- _Do this_: Copy each line in which the string "备考指导" occurs.

- _Given records_:
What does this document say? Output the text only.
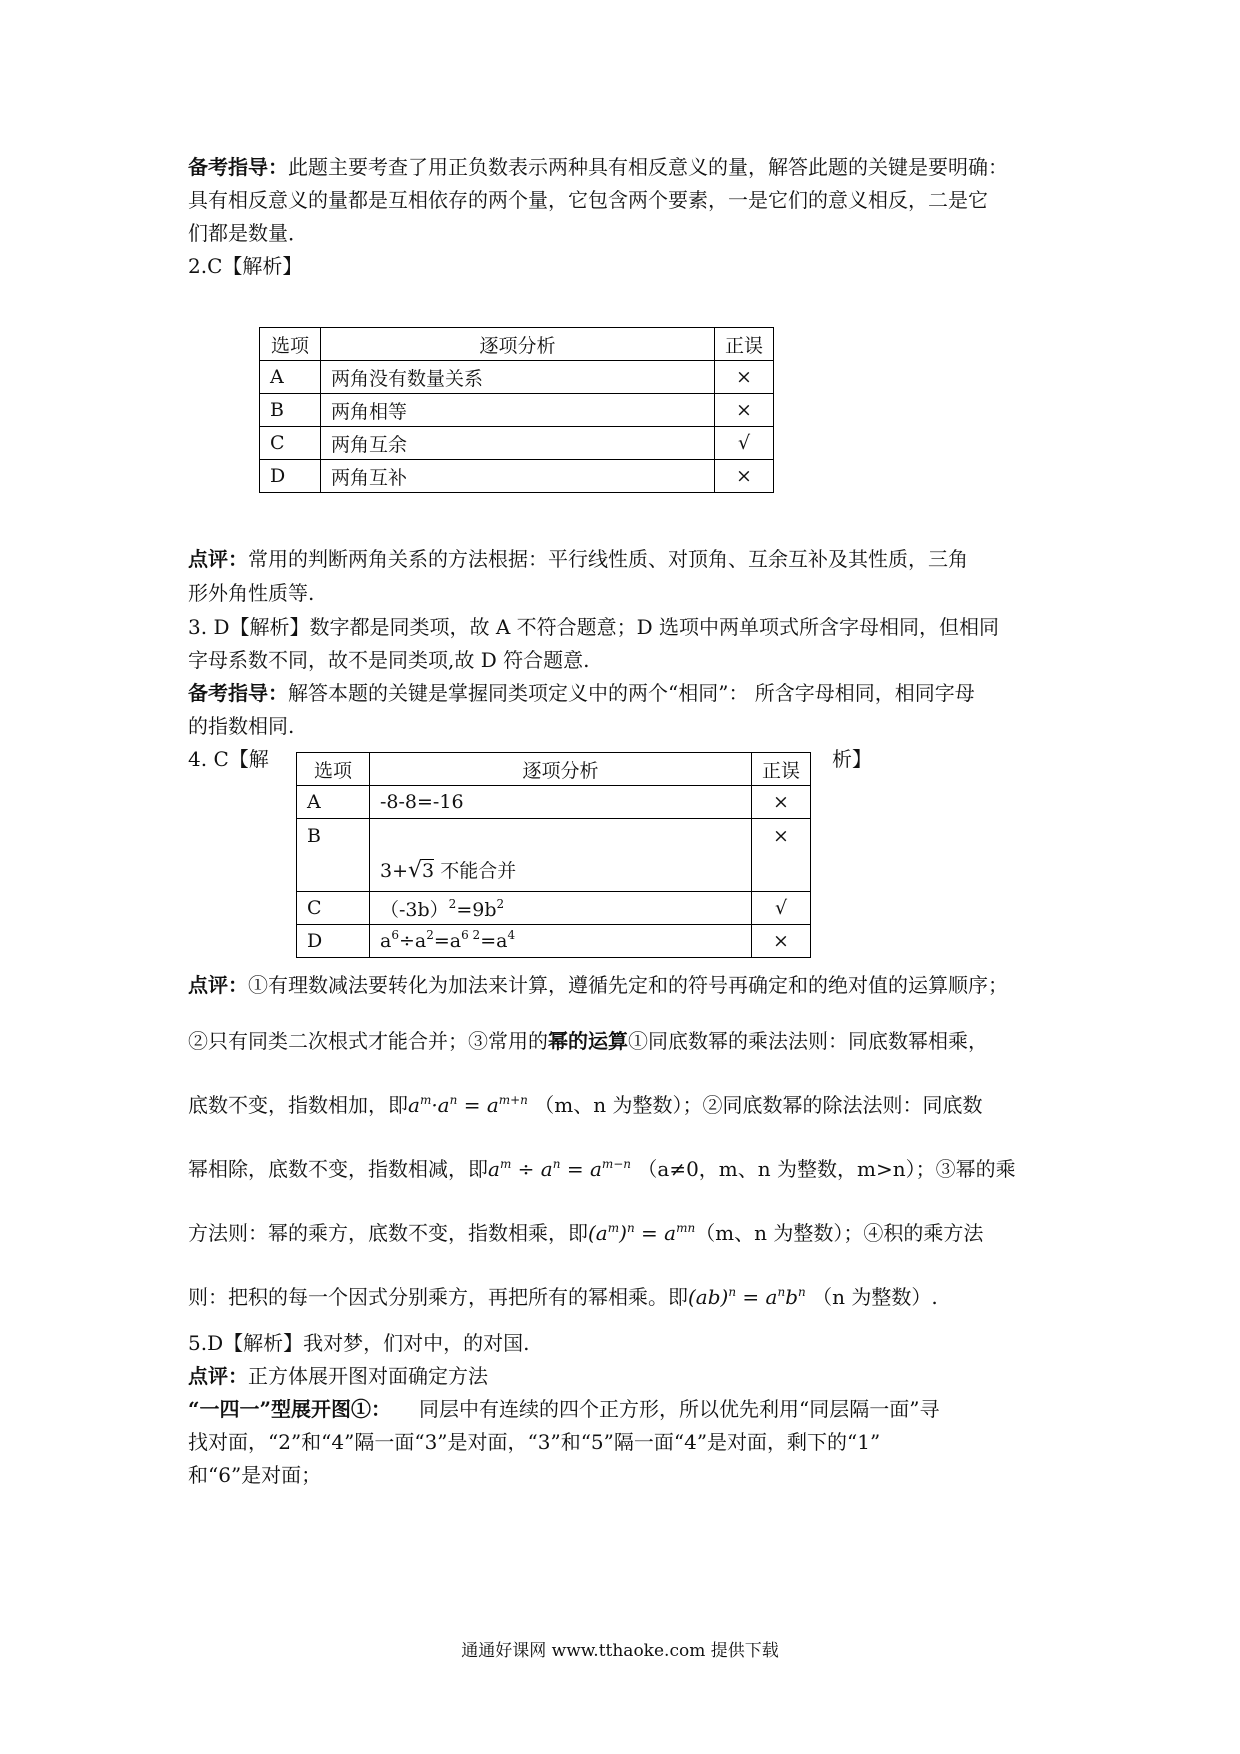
备考指导：此题主要考查了用正负数表示两种具有相反意义的量，解答此题的关键是要明确：
具有相反意义的量都是互相依存的两个量，它包含两个要素，一是它们的意义相反，二是它
们都是数量．
2.C【解析】
选项	逐项分析	正误
A	两角没有数量关系	×
B	两角相等	×
C	两角互余	√
D	两角互补	×
点评：常用的判断两角关系的方法根据：平行线性质、对顶角、互余互补及其性质，三角
形外角性质等.
3. D【解析】数字都是同类项，故 A 不符合题意；D 选项中两单项式所含字母相同，但相同
字母系数不同，故不是同类项,故 D 符合题意.
备考指导：解答本题的关键是掌握同类项定义中的两个“相同”： 所含字母相同，相同字母
的指数相同.
4. C【解	析】
选项	逐项分析	正误
A	-8-8=-16	×
B	3+√3 不能合并	×
C	$(-3b)^2=9b^2$	√
D	$a^6\div a^2=a^{6 2}=a^4$	×
点评：①有理数减法要转化为加法来计算，遵循先定和的符号再确定和的绝对值的运算顺序；
②只有同类二次根式才能合并；③常用的幂的运算①同底数幂的乘法法则：同底数幂相乘，
底数不变，指数相加，即$a^m\cdot a^n = a^{m+n}$ （m、n 为整数）；②同底数幂的除法法则：同底数
幂相除，底数不变，指数相减，即$a^m \div a^n = a^{m-n}$ （a≠0，m、n 为整数，m>n）；③幂的乘
方法则：幂的乘方，底数不变，指数相乘，即$(a^m)^n = a^{mn}(m$、n 为整数）；④积的乘方法
则：把积的每一个因式分别乘方，再把所有的幂相乘。即$(ab)^n = a^nb^n$ （n 为整数）.
5.D【解析】我对梦，们对中，的对国.
点评：正方体展开图对面确定方法
“一四一”型展开图①： 同层中有连续的四个正方形，所以优先利用“同层隔一面”寻
找对面，“2”和“4”隔一面“3”是对面，“3”和“5”隔一面“4”是对面，剩下的“1”
和“6”是对面；
通通好课网 www.tthaoke.com 提供下载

- _Response to this exercise_:
备考指导：此题主要考查了用正负数表示两种具有相反意义的量，解答此题的关键是要明确：
备考指导：解答本题的关键是掌握同类项定义中的两个“相同”： 所含字母相同，相同字母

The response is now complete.